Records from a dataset
▬▬▬▬▬▬

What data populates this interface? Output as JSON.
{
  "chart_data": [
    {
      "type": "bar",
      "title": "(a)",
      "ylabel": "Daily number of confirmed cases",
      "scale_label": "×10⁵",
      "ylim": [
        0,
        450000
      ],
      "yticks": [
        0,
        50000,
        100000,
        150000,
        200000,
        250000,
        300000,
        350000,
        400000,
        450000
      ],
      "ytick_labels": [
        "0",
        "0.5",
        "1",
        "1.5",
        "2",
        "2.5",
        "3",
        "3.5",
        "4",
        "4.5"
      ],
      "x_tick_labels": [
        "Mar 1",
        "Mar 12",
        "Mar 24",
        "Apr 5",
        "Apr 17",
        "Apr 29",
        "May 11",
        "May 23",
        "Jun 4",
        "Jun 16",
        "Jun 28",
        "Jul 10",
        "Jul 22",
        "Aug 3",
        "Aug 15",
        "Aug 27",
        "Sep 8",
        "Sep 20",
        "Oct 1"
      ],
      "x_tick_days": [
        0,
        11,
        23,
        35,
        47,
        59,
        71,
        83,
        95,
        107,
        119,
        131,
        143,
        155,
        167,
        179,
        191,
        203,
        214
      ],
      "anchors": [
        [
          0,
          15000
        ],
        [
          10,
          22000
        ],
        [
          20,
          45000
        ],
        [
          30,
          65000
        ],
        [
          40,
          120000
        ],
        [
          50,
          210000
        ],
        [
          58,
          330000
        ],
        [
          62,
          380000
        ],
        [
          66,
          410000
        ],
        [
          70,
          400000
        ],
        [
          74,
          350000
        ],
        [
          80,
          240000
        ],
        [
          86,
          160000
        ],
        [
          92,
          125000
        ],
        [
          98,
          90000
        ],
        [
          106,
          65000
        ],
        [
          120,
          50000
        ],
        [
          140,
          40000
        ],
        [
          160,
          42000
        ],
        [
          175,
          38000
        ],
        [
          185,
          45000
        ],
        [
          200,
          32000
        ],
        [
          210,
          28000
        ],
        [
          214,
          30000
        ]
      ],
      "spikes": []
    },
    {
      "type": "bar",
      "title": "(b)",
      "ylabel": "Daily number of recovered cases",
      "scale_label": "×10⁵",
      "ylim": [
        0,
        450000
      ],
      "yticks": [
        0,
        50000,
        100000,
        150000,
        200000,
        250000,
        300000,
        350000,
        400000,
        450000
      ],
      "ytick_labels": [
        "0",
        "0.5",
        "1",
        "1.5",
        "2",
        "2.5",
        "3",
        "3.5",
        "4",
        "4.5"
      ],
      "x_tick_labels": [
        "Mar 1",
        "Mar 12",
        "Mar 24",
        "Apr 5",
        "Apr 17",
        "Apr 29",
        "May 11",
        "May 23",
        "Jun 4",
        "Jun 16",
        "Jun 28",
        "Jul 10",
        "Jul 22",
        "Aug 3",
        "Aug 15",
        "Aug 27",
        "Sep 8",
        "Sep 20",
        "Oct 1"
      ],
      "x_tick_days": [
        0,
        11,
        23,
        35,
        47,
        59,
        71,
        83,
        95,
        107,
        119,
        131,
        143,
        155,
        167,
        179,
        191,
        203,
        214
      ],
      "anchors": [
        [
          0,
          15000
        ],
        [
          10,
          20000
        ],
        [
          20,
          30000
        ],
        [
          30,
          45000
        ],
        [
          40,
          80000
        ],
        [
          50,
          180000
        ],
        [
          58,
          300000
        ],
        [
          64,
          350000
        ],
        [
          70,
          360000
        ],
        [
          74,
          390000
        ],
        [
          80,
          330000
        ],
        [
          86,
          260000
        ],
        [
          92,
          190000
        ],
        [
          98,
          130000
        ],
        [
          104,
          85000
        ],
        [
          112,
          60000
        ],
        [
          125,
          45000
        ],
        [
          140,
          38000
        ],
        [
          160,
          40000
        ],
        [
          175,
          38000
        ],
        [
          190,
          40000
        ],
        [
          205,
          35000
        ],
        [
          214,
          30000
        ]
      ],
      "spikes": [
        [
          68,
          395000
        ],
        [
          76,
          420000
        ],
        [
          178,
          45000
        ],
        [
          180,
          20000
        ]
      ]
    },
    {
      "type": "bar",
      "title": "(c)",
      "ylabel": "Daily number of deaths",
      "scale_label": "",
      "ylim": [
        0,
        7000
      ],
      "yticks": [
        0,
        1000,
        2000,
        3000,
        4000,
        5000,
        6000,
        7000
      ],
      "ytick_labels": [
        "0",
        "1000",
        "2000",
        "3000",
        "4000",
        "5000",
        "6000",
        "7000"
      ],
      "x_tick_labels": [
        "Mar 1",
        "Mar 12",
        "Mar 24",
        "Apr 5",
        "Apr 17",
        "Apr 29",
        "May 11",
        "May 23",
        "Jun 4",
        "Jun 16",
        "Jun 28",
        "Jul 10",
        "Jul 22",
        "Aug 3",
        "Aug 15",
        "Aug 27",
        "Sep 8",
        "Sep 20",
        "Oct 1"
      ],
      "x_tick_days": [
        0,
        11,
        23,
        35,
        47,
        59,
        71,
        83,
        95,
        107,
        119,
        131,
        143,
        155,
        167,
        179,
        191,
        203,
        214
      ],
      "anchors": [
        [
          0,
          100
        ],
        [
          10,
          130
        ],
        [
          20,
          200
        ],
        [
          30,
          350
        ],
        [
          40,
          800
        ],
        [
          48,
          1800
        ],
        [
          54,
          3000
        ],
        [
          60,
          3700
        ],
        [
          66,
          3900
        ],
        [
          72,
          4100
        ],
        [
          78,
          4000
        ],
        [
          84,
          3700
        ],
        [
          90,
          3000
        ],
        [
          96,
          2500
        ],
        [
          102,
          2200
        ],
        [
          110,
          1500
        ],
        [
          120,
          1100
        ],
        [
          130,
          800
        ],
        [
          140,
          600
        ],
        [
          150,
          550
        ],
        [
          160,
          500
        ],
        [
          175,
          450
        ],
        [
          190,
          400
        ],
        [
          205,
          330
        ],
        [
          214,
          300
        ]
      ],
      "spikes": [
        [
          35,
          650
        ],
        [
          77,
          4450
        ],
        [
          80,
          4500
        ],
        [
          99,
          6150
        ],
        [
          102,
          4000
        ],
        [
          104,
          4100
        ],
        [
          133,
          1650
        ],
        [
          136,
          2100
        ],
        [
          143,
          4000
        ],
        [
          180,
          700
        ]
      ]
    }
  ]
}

▬▬▬▬▬▬

Objective: Please output the complete data exactly.

Response for this exercise:
What data populates this interface? Output as JSON.
{
  "chart_data": [
    {
      "type": "bar",
      "title": "(a)",
      "ylabel": "Daily number of confirmed cases",
      "scale_label": "×10⁵",
      "ylim": [
        0,
        450000
      ],
      "yticks": [
        0,
        50000,
        100000,
        150000,
        200000,
        250000,
        300000,
        350000,
        400000,
        450000
      ],
      "ytick_labels": [
        "0",
        "0.5",
        "1",
        "1.5",
        "2",
        "2.5",
        "3",
        "3.5",
        "4",
        "4.5"
      ],
      "x_tick_labels": [
        "Mar 1",
        "Mar 12",
        "Mar 24",
        "Apr 5",
        "Apr 17",
        "Apr 29",
        "May 11",
        "May 23",
        "Jun 4",
        "Jun 16",
        "Jun 28",
        "Jul 10",
        "Jul 22",
        "Aug 3",
        "Aug 15",
        "Aug 27",
        "Sep 8",
        "Sep 20",
        "Oct 1"
      ],
      "x_tick_days": [
        0,
        11,
        23,
        35,
        47,
        59,
        71,
        83,
        95,
        107,
        119,
        131,
        143,
        155,
        167,
        179,
        191,
        203,
        214
      ],
      "anchors": [
        [
          0,
          15000
        ],
        [
          10,
          22000
        ],
        [
          20,
          45000
        ],
        [
          30,
          65000
        ],
        [
          40,
          120000
        ],
        [
          50,
          210000
        ],
        [
          58,
          330000
        ],
        [
          62,
          380000
        ],
        [
          66,
          410000
        ],
        [
          70,
          400000
        ],
        [
          74,
          350000
        ],
        [
          80,
          240000
        ],
        [
          86,
          160000
        ],
        [
          92,
          125000
        ],
        [
          98,
          90000
        ],
        [
          106,
          65000
        ],
        [
          120,
          50000
        ],
        [
          140,
          40000
        ],
        [
          160,
          42000
        ],
        [
          175,
          38000
        ],
        [
          185,
          45000
        ],
        [
          200,
          32000
        ],
        [
          210,
          28000
        ],
        [
          214,
          30000
        ]
      ],
      "spikes": []
    },
    {
      "type": "bar",
      "title": "(b)",
      "ylabel": "Daily number of recovered cases",
      "scale_label": "×10⁵",
      "ylim": [
        0,
        450000
      ],
      "yticks": [
        0,
        50000,
        100000,
        150000,
        200000,
        250000,
        300000,
        350000,
        400000,
        450000
      ],
      "ytick_labels": [
        "0",
        "0.5",
        "1",
        "1.5",
        "2",
        "2.5",
        "3",
        "3.5",
        "4",
        "4.5"
      ],
      "x_tick_labels": [
        "Mar 1",
        "Mar 12",
        "Mar 24",
        "Apr 5",
        "Apr 17",
        "Apr 29",
        "May 11",
        "May 23",
        "Jun 4",
        "Jun 16",
        "Jun 28",
        "Jul 10",
        "Jul 22",
        "Aug 3",
        "Aug 15",
        "Aug 27",
        "Sep 8",
        "Sep 20",
        "Oct 1"
      ],
      "x_tick_days": [
        0,
        11,
        23,
        35,
        47,
        59,
        71,
        83,
        95,
        107,
        119,
        131,
        143,
        155,
        167,
        179,
        191,
        203,
        214
      ],
      "anchors": [
        [
          0,
          15000
        ],
        [
          10,
          20000
        ],
        [
          20,
          30000
        ],
        [
          30,
          45000
        ],
        [
          40,
          80000
        ],
        [
          50,
          180000
        ],
        [
          58,
          300000
        ],
        [
          64,
          350000
        ],
        [
          70,
          360000
        ],
        [
          74,
          390000
        ],
        [
          80,
          330000
        ],
        [
          86,
          260000
        ],
        [
          92,
          190000
        ],
        [
          98,
          130000
        ],
        [
          104,
          85000
        ],
        [
          112,
          60000
        ],
        [
          125,
          45000
        ],
        [
          140,
          38000
        ],
        [
          160,
          40000
        ],
        [
          175,
          38000
        ],
        [
          190,
          40000
        ],
        [
          205,
          35000
        ],
        [
          214,
          30000
        ]
      ],
      "spikes": [
        [
          68,
          395000
        ],
        [
          76,
          420000
        ],
        [
          178,
          45000
        ],
        [
          180,
          20000
        ]
      ]
    },
    {
      "type": "bar",
      "title": "(c)",
      "ylabel": "Daily number of deaths",
      "scale_label": "",
      "ylim": [
        0,
        7000
      ],
      "yticks": [
        0,
        1000,
        2000,
        3000,
        4000,
        5000,
        6000,
        7000
      ],
      "ytick_labels": [
        "0",
        "1000",
        "2000",
        "3000",
        "4000",
        "5000",
        "6000",
        "7000"
      ],
      "x_tick_labels": [
        "Mar 1",
        "Mar 12",
        "Mar 24",
        "Apr 5",
        "Apr 17",
        "Apr 29",
        "May 11",
        "May 23",
        "Jun 4",
        "Jun 16",
        "Jun 28",
        "Jul 10",
        "Jul 22",
        "Aug 3",
        "Aug 15",
        "Aug 27",
        "Sep 8",
        "Sep 20",
        "Oct 1"
      ],
      "x_tick_days": [
        0,
        11,
        23,
        35,
        47,
        59,
        71,
        83,
        95,
        107,
        119,
        131,
        143,
        155,
        167,
        179,
        191,
        203,
        214
      ],
      "anchors": [
        [
          0,
          100
        ],
        [
          10,
          130
        ],
        [
          20,
          200
        ],
        [
          30,
          350
        ],
        [
          40,
          800
        ],
        [
          48,
          1800
        ],
        [
          54,
          3000
        ],
        [
          60,
          3700
        ],
        [
          66,
          3900
        ],
        [
          72,
          4100
        ],
        [
          78,
          4000
        ],
        [
          84,
          3700
        ],
        [
          90,
          3000
        ],
        [
          96,
          2500
        ],
        [
          102,
          2200
        ],
        [
          110,
          1500
        ],
        [
          120,
          1100
        ],
        [
          130,
          800
        ],
        [
          140,
          600
        ],
        [
          150,
          550
        ],
        [
          160,
          500
        ],
        [
          175,
          450
        ],
        [
          190,
          400
        ],
        [
          205,
          330
        ],
        [
          214,
          300
        ]
      ],
      "spikes": [
        [
          35,
          650
        ],
        [
          77,
          4450
        ],
        [
          80,
          4500
        ],
        [
          99,
          6150
        ],
        [
          102,
          4000
        ],
        [
          104,
          4100
        ],
        [
          133,
          1650
        ],
        [
          136,
          2100
        ],
        [
          143,
          4000
        ],
        [
          180,
          700
        ]
      ]
    }
  ]
}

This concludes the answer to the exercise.